┌─ Data records

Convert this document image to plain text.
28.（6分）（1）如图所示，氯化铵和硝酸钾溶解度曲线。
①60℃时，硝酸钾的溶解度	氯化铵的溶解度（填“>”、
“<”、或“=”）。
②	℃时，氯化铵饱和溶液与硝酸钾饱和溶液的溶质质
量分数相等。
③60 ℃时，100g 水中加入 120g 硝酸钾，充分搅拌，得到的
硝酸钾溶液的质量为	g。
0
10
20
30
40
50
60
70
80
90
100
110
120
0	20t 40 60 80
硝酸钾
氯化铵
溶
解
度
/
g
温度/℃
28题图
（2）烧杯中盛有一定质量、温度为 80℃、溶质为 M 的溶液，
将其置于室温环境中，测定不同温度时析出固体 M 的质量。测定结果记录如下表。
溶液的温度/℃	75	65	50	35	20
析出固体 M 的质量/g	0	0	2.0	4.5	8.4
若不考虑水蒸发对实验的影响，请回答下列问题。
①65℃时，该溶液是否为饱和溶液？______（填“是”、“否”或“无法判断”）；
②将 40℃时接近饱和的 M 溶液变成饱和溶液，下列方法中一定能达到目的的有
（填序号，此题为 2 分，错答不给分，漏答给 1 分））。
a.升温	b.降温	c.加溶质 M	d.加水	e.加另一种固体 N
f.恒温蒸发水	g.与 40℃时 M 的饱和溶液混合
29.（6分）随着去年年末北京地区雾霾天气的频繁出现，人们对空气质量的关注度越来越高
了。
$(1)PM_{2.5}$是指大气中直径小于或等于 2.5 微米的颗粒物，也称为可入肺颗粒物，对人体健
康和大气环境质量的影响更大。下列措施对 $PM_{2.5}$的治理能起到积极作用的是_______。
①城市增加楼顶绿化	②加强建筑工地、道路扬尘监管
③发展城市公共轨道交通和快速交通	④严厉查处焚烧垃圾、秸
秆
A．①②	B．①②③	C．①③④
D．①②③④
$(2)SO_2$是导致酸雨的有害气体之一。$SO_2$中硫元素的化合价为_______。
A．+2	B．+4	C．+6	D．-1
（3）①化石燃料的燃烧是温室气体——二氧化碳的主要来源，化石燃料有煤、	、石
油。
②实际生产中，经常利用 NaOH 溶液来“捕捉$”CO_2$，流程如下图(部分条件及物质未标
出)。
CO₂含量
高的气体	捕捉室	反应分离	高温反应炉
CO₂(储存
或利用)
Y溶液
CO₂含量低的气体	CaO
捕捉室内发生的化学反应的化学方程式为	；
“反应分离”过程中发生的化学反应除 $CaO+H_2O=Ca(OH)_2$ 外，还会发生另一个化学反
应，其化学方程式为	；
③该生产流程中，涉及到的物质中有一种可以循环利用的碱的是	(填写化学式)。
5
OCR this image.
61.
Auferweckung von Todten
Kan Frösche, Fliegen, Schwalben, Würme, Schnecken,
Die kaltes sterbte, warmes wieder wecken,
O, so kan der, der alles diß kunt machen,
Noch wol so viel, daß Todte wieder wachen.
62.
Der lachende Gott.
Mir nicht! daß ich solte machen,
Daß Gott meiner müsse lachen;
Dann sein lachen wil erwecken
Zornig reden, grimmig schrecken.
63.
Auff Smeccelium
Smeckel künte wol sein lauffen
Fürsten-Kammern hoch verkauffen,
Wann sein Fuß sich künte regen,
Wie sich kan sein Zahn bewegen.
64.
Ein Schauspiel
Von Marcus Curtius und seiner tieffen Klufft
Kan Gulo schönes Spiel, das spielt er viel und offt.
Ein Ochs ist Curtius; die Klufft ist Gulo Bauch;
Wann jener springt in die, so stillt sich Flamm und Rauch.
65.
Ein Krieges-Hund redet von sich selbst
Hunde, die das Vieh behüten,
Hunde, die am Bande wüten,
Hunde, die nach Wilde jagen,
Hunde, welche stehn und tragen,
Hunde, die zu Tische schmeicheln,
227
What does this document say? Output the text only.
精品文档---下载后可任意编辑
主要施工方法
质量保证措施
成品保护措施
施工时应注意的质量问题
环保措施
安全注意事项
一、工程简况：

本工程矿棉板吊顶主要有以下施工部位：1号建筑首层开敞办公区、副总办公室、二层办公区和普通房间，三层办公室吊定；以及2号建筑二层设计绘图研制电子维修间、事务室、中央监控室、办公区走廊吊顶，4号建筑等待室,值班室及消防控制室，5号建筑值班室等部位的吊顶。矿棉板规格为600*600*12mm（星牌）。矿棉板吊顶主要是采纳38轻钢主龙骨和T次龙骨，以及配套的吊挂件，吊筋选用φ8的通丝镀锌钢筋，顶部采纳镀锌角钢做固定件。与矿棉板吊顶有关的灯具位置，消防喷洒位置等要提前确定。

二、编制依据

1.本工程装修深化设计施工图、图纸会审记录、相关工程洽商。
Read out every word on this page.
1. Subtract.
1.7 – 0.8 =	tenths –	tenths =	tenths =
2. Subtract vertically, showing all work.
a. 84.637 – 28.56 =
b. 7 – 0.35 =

└─

Exercise task:
Working from the entries above, return all lines that contain "反应分离".

Problem solution:
高的气体	捕捉室	反应分离	高温反应炉
“反应分离”过程中发生的化学反应除 $CaO+H_2O=Ca(OH)_2$ 外，还会发生另一个化学反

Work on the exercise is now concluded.